** BEGIN **

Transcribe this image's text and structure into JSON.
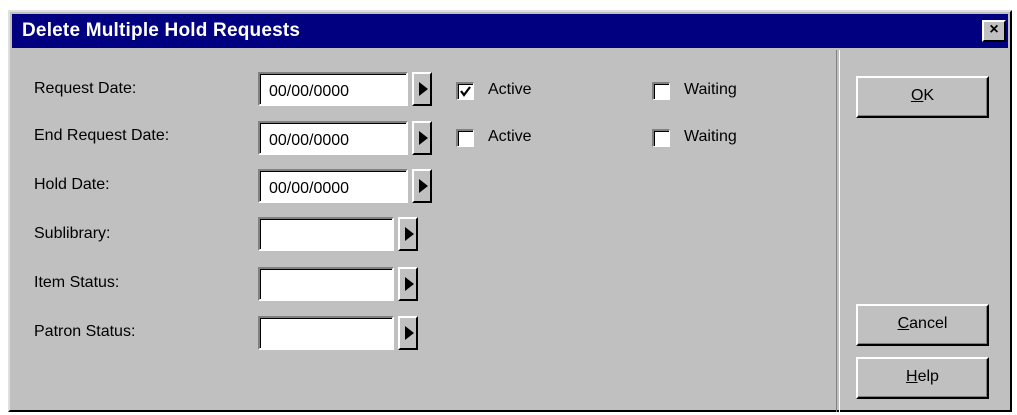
{
  "dialog": {
    "title": "Delete Multiple Hold Requests",
    "close_symbol": "×"
  },
  "fields": {
    "request_date": {
      "label": "Request Date:",
      "value": "00/00/0000"
    },
    "end_request_date": {
      "label": "End Request Date:",
      "value": "00/00/0000"
    },
    "hold_date": {
      "label": "Hold Date:",
      "value": "00/00/0000"
    },
    "sublibrary": {
      "label": "Sublibrary:",
      "value": ""
    },
    "item_status": {
      "label": "Item Status:",
      "value": ""
    },
    "patron_status": {
      "label": "Patron Status:",
      "value": ""
    }
  },
  "checkboxes": {
    "request_active": {
      "label": "Active",
      "checked": true
    },
    "request_waiting": {
      "label": "Waiting",
      "checked": false
    },
    "end_active": {
      "label": "Active",
      "checked": false
    },
    "end_waiting": {
      "label": "Waiting",
      "checked": false
    }
  },
  "buttons": {
    "ok": {
      "mnemonic": "O",
      "rest": "K"
    },
    "cancel": {
      "mnemonic": "C",
      "rest": "ancel"
    },
    "help": {
      "mnemonic": "H",
      "rest": "elp"
    }
  },
  "icons": {
    "arrow": "triangle-right-icon",
    "check": "checkmark-icon",
    "close": "close-icon"
  },
  "colors": {
    "titlebar": "#000080",
    "face": "#c0c0c0"
  }
}
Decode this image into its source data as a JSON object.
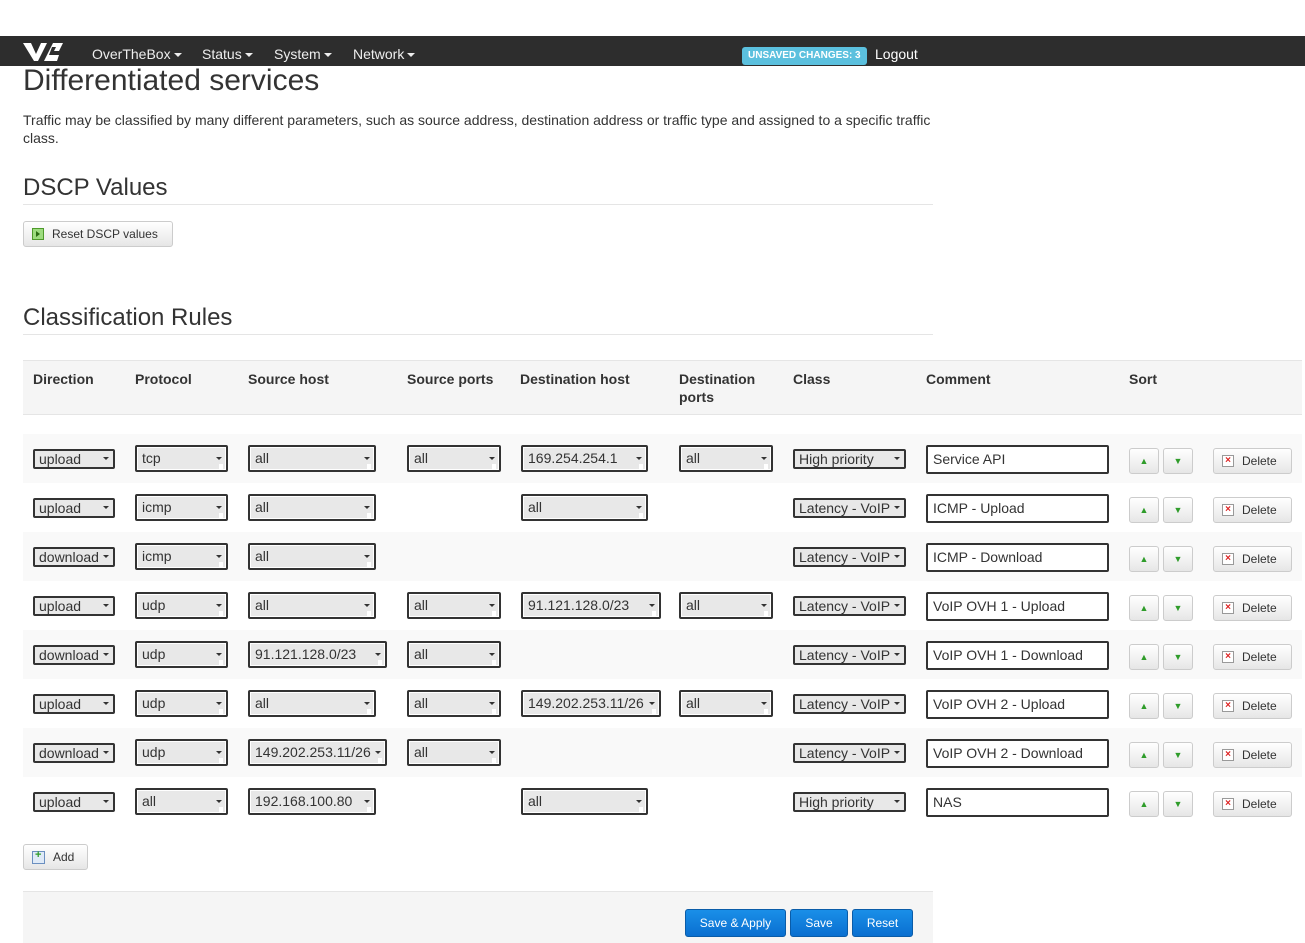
{
  "navbar": {
    "menu": [
      {
        "label": "OverTheBox"
      },
      {
        "label": "Status"
      },
      {
        "label": "System"
      },
      {
        "label": "Network"
      }
    ],
    "unsaved_label": "UNSAVED CHANGES: 3",
    "logout_label": "Logout"
  },
  "page": {
    "title": "Differentiated services",
    "description": "Traffic may be classified by many different parameters, such as source address, destination address or traffic type and assigned to a specific traffic class."
  },
  "dscp": {
    "title": "DSCP Values",
    "reset_label": "Reset DSCP values"
  },
  "rules": {
    "title": "Classification Rules",
    "headers": {
      "direction": "Direction",
      "protocol": "Protocol",
      "source_host": "Source host",
      "source_ports": "Source ports",
      "destination_host": "Destination host",
      "destination_ports": "Destination ports",
      "class": "Class",
      "comment": "Comment",
      "sort": "Sort"
    },
    "delete_label": "Delete",
    "add_label": "Add",
    "rows": [
      {
        "direction": "upload",
        "protocol": "tcp",
        "source_host": "all",
        "source_ports": "all",
        "destination_host": "169.254.254.1",
        "destination_ports": "all",
        "class": "High priority",
        "comment": "Service API"
      },
      {
        "direction": "upload",
        "protocol": "icmp",
        "source_host": "all",
        "source_ports": "",
        "destination_host": "all",
        "destination_ports": "",
        "class": "Latency - VoIP",
        "comment": "ICMP - Upload"
      },
      {
        "direction": "download",
        "protocol": "icmp",
        "source_host": "all",
        "source_ports": "",
        "destination_host": "",
        "destination_ports": "",
        "class": "Latency - VoIP",
        "comment": "ICMP - Download"
      },
      {
        "direction": "upload",
        "protocol": "udp",
        "source_host": "all",
        "source_ports": "all",
        "destination_host": "91.121.128.0/23",
        "destination_ports": "all",
        "class": "Latency - VoIP",
        "comment": "VoIP OVH 1 - Upload"
      },
      {
        "direction": "download",
        "protocol": "udp",
        "source_host": "91.121.128.0/23",
        "source_ports": "all",
        "destination_host": "",
        "destination_ports": "",
        "class": "Latency - VoIP",
        "comment": "VoIP OVH 1 - Download"
      },
      {
        "direction": "upload",
        "protocol": "udp",
        "source_host": "all",
        "source_ports": "all",
        "destination_host": "149.202.253.11/26",
        "destination_ports": "all",
        "class": "Latency - VoIP",
        "comment": "VoIP OVH 2 - Upload"
      },
      {
        "direction": "download",
        "protocol": "udp",
        "source_host": "149.202.253.11/26",
        "source_ports": "all",
        "destination_host": "",
        "destination_ports": "",
        "class": "Latency - VoIP",
        "comment": "VoIP OVH 2 - Download"
      },
      {
        "direction": "upload",
        "protocol": "all",
        "source_host": "192.168.100.80",
        "source_ports": "",
        "destination_host": "all",
        "destination_ports": "",
        "class": "High priority",
        "comment": "NAS"
      }
    ]
  },
  "footer": {
    "save_apply_label": "Save & Apply",
    "save_label": "Save",
    "reset_label": "Reset"
  }
}
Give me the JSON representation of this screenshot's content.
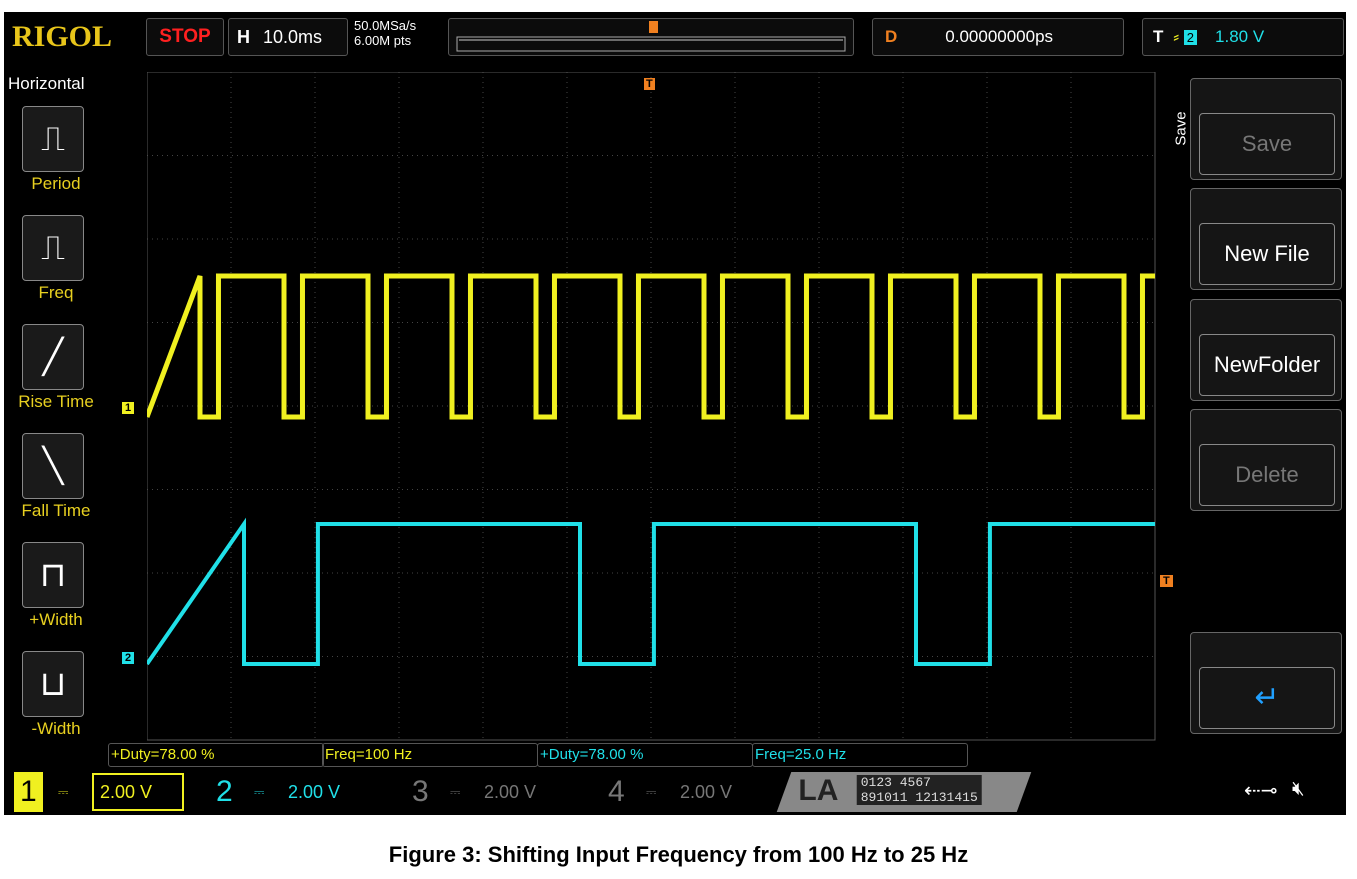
{
  "header": {
    "brand": "RIGOL",
    "run_state": "STOP",
    "horizontal_label": "H",
    "timebase": "10.0ms",
    "sample_rate": "50.0MSa/s",
    "memory_depth": "6.00M pts",
    "delay_label": "D",
    "delay": "0.00000000ps",
    "trigger_label": "T",
    "trigger_source": "2",
    "trigger_level": "1.80 V"
  },
  "left_menu": {
    "title": "Horizontal",
    "items": [
      {
        "label": "Period"
      },
      {
        "label": "Freq"
      },
      {
        "label": "Rise Time"
      },
      {
        "label": "Fall Time"
      },
      {
        "label": "+Width"
      },
      {
        "label": "-Width"
      }
    ]
  },
  "right_menu": {
    "title": "Save",
    "items": [
      {
        "label": "Save",
        "enabled": false
      },
      {
        "label": "New File",
        "enabled": true
      },
      {
        "label": "NewFolder",
        "enabled": true
      },
      {
        "label": "Delete",
        "enabled": false
      },
      {
        "label": "",
        "icon": "enter-icon"
      }
    ]
  },
  "measurements": [
    {
      "text": "+Duty=78.00 %",
      "color": "#f0f020"
    },
    {
      "text": "Freq=100 Hz",
      "color": "#f0f020"
    },
    {
      "text": "+Duty=78.00 %",
      "color": "#20e0e8"
    },
    {
      "text": "Freq=25.0 Hz",
      "color": "#20e0e8"
    }
  ],
  "channels": [
    {
      "num": "1",
      "scale": "2.00 V",
      "color": "#f0f020"
    },
    {
      "num": "2",
      "scale": "2.00 V",
      "color": "#20e0e8"
    },
    {
      "num": "3",
      "scale": "2.00 V",
      "color": "#777"
    },
    {
      "num": "4",
      "scale": "2.00 V",
      "color": "#777"
    }
  ],
  "la": {
    "label": "LA",
    "bits_top": "0123 4567",
    "bits_bottom": "891011 12131415"
  },
  "markers": {
    "ch1": "1",
    "ch2": "2",
    "trigger": "T"
  },
  "waveforms": [
    {
      "channel": "1",
      "frequency_hz": 100,
      "duty": 0.78,
      "color": "#f0f020"
    },
    {
      "channel": "2",
      "frequency_hz": 25,
      "duty": 0.78,
      "color": "#20e0e8"
    }
  ],
  "caption": "Figure 3: Shifting Input Frequency from 100 Hz to 25 Hz"
}
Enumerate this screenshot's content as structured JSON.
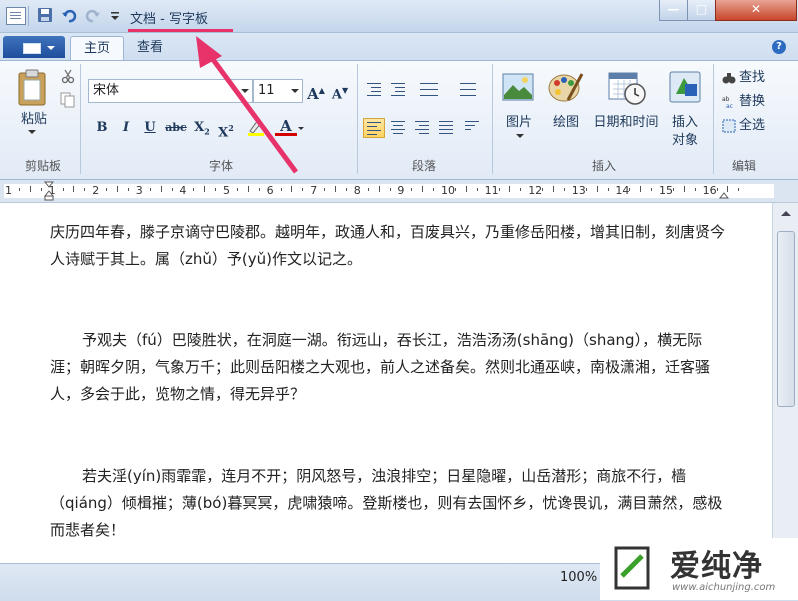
{
  "window": {
    "title": "文档 - 写字板",
    "buttons": {
      "minimize": "—",
      "maximize": "□",
      "close": "✕"
    }
  },
  "quick_access": {
    "save_icon": "save-icon",
    "undo_icon": "undo-icon",
    "redo_icon": "redo-icon",
    "customize_icon": "dropdown-icon"
  },
  "tabs": {
    "home": "主页",
    "view": "查看"
  },
  "ribbon": {
    "clipboard": {
      "paste_label": "粘贴",
      "group_label": "剪贴板"
    },
    "font": {
      "font_name": "宋体",
      "font_size": "11",
      "grow": "A",
      "shrink": "A",
      "bold": "B",
      "italic": "I",
      "underline": "U",
      "strikethrough": "abc",
      "subscript": "X",
      "superscript": "X",
      "highlight": "ab",
      "font_color": "A",
      "group_label": "字体"
    },
    "paragraph": {
      "group_label": "段落"
    },
    "insert": {
      "picture_label": "图片",
      "paint_label": "绘图",
      "datetime_label": "日期和时间",
      "object_label_1": "插入",
      "object_label_2": "对象",
      "group_label": "插入"
    },
    "editing": {
      "find_label": "查找",
      "replace_label": "替换",
      "select_all_label": "全选",
      "group_label": "编辑"
    }
  },
  "ruler": {
    "numbers": [
      "1",
      "1",
      "2",
      "3",
      "4",
      "5",
      "6",
      "7",
      "8",
      "9",
      "10",
      "11",
      "12",
      "13",
      "14",
      "15",
      "16"
    ]
  },
  "document": {
    "paragraphs": [
      "庆历四年春，滕子京谪守巴陵郡。越明年，政通人和，百废具兴，乃重修岳阳楼，增其旧制，刻唐贤今人诗赋于其上。属（zhǔ）予(yǔ)作文以记之。",
      "予观夫（fú）巴陵胜状，在洞庭一湖。衔远山，吞长江，浩浩汤汤(shāng)（shang），横无际涯；朝晖夕阴，气象万千；此则岳阳楼之大观也，前人之述备矣。然则北通巫峡，南极潇湘，迁客骚人，多会于此，览物之情，得无异乎？",
      "若夫淫(yín)雨霏霏，连月不开；阴风怒号，浊浪排空；日星隐曜，山岳潜形；商旅不行，樯（qiáng）倾楫摧；薄(bó)暮冥冥，虎啸猿啼。登斯楼也，则有去国怀乡，忧谗畏讥，满目萧然，感极而悲者矣！"
    ]
  },
  "status": {
    "zoom": "100%"
  },
  "watermark": {
    "text": "爱纯净",
    "url": "www.aichunjing.com"
  },
  "colors": {
    "accent_arrow": "#e8336a",
    "font_color_bar": "#d40000",
    "highlight_bar": "#ffff00"
  }
}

** END **

Exercise directions: From the entries above, copy every line where the word "JSON" shows up.

Exercise result:
Transcribe this image's text and structure into JSON.
Decode this image into its source data as a JSON object.
Give me the JSON representation of this screenshot's content.
Enumerate this screenshot's content as structured JSON.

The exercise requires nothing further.